— START Data supplied —
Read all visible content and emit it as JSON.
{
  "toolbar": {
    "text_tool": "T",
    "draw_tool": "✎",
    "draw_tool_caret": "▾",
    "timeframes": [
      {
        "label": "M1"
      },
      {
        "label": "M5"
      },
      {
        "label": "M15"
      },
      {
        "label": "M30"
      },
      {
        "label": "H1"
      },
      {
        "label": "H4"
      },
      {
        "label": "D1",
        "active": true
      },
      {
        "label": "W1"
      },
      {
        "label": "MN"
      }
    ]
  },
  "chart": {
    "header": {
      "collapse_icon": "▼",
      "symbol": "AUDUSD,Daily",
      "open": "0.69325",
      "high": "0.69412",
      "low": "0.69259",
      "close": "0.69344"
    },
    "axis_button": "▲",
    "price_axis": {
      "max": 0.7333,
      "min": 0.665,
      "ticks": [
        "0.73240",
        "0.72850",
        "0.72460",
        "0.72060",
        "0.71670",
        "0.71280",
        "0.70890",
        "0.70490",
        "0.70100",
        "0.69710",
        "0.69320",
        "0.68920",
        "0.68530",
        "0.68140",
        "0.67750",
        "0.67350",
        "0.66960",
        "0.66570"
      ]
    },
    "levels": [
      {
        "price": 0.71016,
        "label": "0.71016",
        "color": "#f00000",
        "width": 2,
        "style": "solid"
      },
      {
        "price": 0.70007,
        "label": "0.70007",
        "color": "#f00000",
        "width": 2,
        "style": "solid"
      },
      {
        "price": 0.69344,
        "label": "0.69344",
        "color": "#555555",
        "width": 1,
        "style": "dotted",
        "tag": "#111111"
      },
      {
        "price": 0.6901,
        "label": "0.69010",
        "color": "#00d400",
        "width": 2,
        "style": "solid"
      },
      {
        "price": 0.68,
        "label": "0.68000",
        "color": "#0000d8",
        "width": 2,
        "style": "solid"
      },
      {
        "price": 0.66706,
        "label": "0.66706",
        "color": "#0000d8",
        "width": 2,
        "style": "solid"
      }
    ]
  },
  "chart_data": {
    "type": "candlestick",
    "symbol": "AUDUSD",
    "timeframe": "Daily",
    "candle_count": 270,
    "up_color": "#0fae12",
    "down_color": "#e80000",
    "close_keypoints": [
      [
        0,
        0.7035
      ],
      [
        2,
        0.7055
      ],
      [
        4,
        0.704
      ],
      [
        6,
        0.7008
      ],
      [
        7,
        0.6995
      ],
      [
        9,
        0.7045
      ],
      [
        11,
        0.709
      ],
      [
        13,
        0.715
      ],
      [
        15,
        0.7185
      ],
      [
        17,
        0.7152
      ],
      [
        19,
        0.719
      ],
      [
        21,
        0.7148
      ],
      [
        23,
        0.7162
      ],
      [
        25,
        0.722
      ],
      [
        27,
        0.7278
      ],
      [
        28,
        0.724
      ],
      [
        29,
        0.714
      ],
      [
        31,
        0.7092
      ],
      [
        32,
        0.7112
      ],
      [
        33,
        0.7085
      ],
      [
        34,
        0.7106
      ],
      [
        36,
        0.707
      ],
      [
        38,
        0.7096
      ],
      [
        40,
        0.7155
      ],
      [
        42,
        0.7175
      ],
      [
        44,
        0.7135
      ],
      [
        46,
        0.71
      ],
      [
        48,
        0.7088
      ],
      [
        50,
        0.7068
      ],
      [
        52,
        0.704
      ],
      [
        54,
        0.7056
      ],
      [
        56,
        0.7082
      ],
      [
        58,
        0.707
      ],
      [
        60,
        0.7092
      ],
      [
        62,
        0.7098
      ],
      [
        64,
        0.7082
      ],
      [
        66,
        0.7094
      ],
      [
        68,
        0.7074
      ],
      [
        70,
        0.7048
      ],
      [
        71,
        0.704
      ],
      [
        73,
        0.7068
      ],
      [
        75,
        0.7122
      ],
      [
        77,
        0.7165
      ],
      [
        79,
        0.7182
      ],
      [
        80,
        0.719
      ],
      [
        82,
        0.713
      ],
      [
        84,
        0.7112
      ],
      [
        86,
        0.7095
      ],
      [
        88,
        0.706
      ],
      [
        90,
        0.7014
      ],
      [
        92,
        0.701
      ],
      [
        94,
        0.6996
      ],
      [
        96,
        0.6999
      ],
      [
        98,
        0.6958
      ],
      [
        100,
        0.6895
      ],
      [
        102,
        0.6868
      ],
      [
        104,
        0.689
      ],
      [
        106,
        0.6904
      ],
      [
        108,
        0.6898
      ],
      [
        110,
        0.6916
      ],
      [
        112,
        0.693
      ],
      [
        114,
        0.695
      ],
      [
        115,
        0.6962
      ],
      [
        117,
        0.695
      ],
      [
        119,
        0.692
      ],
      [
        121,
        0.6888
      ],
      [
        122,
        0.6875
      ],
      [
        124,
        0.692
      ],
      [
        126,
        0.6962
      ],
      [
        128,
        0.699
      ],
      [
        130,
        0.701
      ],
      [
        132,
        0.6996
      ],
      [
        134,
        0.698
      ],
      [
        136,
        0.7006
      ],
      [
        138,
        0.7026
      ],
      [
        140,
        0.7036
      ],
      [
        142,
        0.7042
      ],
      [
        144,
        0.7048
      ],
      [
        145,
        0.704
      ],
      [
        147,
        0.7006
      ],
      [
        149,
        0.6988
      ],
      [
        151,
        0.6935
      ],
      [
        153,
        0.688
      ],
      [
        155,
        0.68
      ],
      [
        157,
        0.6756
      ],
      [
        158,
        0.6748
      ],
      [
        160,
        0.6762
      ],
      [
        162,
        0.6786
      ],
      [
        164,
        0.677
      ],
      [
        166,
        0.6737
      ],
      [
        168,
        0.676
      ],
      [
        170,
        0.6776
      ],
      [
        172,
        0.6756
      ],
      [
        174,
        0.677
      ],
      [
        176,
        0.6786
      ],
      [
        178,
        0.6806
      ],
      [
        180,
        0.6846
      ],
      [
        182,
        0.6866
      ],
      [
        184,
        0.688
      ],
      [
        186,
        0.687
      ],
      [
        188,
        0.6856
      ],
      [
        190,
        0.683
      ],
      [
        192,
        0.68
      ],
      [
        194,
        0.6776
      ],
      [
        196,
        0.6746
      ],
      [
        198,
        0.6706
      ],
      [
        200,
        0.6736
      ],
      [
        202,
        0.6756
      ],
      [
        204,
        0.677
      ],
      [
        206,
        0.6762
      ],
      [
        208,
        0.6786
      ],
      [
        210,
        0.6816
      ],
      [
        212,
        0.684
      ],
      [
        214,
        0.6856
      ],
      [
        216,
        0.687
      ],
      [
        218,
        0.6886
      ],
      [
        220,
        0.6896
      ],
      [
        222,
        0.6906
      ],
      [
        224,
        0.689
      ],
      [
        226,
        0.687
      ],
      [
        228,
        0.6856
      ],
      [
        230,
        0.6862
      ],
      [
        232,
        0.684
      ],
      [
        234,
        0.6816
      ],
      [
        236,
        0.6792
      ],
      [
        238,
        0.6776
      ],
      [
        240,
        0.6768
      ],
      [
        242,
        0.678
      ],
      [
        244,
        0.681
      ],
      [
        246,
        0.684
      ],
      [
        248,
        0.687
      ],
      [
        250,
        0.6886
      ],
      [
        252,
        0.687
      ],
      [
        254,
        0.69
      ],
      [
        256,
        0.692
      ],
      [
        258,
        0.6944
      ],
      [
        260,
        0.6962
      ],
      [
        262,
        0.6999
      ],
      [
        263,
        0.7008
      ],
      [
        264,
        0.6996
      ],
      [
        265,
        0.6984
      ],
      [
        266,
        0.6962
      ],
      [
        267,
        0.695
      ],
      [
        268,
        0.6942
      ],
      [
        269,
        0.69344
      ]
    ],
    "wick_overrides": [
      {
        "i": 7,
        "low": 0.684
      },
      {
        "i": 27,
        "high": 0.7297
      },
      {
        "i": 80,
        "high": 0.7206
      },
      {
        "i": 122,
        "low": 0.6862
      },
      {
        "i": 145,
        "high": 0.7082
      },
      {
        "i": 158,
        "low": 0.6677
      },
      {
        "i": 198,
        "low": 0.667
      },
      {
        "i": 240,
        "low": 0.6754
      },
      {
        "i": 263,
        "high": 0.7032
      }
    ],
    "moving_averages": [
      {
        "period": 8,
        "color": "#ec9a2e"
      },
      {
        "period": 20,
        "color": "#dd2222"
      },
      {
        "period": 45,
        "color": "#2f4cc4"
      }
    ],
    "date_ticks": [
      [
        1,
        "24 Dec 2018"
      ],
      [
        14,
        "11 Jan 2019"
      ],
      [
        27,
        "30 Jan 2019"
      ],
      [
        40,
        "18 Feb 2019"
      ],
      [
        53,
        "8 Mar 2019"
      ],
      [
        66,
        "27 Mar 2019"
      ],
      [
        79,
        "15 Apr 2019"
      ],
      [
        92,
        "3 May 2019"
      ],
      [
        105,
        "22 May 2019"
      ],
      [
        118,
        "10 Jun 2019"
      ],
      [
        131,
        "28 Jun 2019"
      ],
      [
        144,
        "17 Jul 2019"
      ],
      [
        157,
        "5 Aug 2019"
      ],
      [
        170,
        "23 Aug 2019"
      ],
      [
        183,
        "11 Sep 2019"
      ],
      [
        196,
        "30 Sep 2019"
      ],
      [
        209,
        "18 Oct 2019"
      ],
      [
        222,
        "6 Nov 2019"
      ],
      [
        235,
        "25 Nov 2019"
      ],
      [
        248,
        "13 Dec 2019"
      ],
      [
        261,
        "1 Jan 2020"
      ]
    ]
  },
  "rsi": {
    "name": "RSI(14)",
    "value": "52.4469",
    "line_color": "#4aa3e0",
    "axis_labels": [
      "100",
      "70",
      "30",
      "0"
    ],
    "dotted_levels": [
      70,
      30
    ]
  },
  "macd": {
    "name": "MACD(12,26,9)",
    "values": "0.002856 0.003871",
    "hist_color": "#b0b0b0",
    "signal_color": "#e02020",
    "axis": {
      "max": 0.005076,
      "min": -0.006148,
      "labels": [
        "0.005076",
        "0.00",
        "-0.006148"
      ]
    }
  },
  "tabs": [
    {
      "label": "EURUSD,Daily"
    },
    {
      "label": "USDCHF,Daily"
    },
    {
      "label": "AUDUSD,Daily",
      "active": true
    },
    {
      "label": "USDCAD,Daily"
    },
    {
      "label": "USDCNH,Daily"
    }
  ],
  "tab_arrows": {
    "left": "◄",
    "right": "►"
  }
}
— END Data supplied —
What is required: Only the number is wanted: count the lines of the records that hold the word "high".

Reply: 5